• Directions
a. Decide whether each statement below agrees with the blog post about the poem "Victory." Answer yes or no for each one, and quote the exact words from the post that settle it.
(i) The writer chose the poem because it is sad and depressing.
(ii) The writer won the first badminton match in which the mom played with her actual strength.
(iii) The writer uses a father as the personal example.
b. Write the next part of the blog post about the poem "Victory," starting after its final sentence.

Monday, February 27, 2012

Victory!

I chose the poem victory, because sad and depressing. Mainly because its about how they both have their last moments together. What stood out was how the father spoke to sonia about the last day and the dance. And also how sonia described how the beautiful the moment was. What touched my feeling is how she siad: I DANCED WITH YOU THAT ONE TIME ONLY.HOW SAD YOU WERE, HOW TIRED, LONELY YOU KNEW THAT THEY WOULD “TAKE” YOU SOON, and TO GRASP THIS MOMENT… SENSE THE MOOD;

YOUR ARMS AROUND ME FELT SO GOOD…THE UGLY BARRACKS DISAPPEARED – THERE WAS NO HUNGER… AND NO FEAR.

O WHAT A SIGHT, JUST YOU AND I,

MY LOVELY FATHER (ONCE BIG AND STRONG). And last but not least THERE ARE NO TOOLS TO MEASURE LOVE AND ONLY FOOLS WOULD FAIL TO SCALE

YOUR VICTORY. I dont have a father by my side.... So ill use my mom as an example. That moment when i gained independence in badminton, what i mean by that is i usually cry if i lose a match when i was small, but after that i learned how to accept loss, so usually my mom would pretend to lose in oder for me to win, but this time i told her to play the best she could, i played with my mom for the first time with her actual strength, she made me go back and fourth, and in the end i lost, but now i can beat her but i thank her for teaching me to accept losing and moving on with my life, but i didn't give up yet i trained so hard so that i can be the "best" and now i have many rival to face and beat! This connects me to the poem because it shows the bond between me and my mom having fun, just like sonia and her father.

• Data shown
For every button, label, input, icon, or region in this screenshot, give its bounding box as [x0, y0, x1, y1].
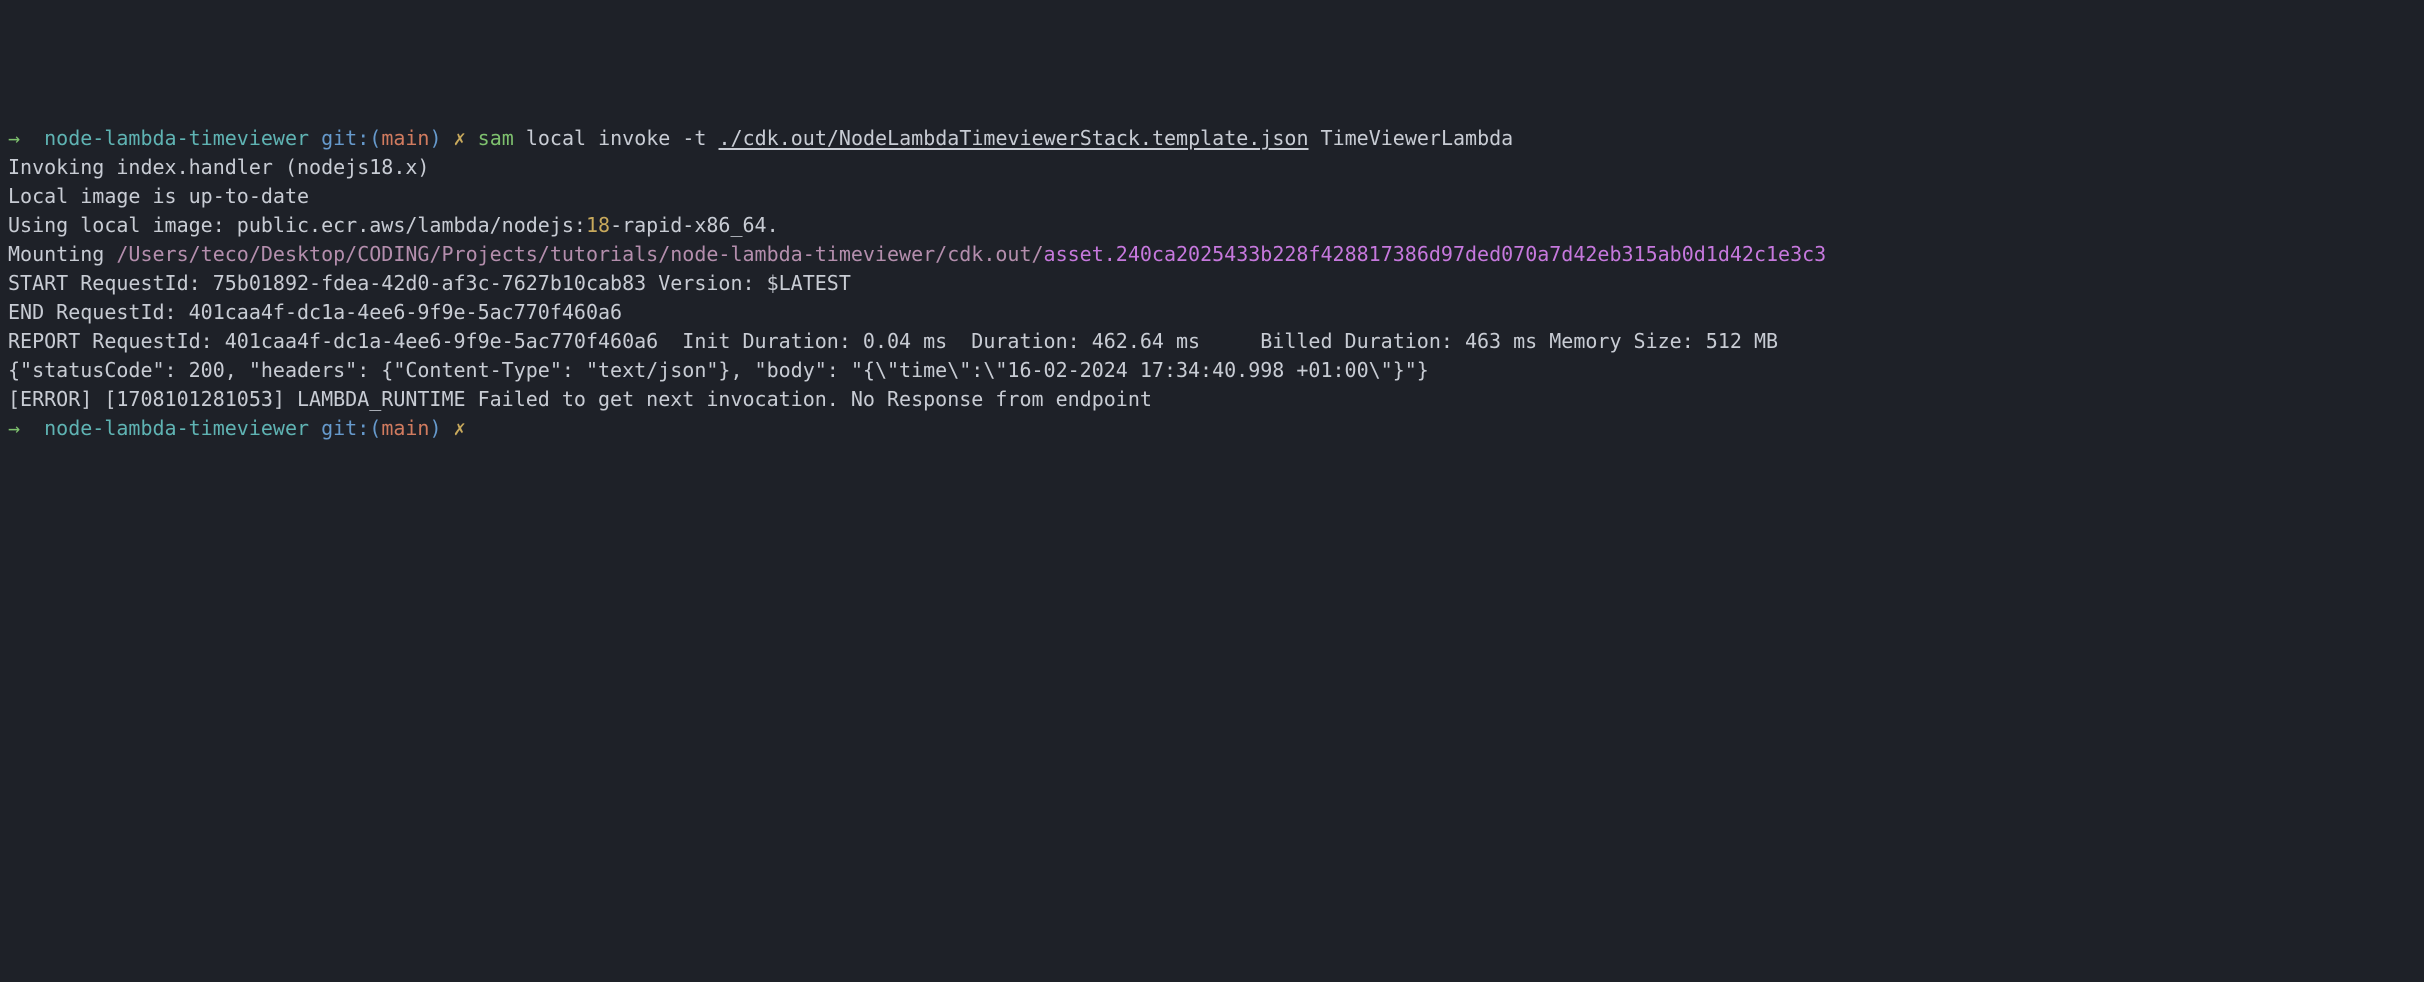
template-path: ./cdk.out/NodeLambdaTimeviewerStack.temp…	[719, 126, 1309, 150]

• The answers
a.
(i) Yes: "I chose the poem victory, because sad and depressing."
(ii) No: "and in the end i lost"
(iii) No: "I dont have a father by my side.... So ill use my mom as an example."

b.
Here is the actual poem by her: Sonia Weitz Victory











1 comment:

  1. This is a good blog post. Even though you have a lot of spelling and grammar mistakes, you have a good message. I like how you gave an example from the poem. I also liked how you connected the bond between you and your mother to Sonia and her father. Next time, you should improve on spelling and grammar, especially capitalization.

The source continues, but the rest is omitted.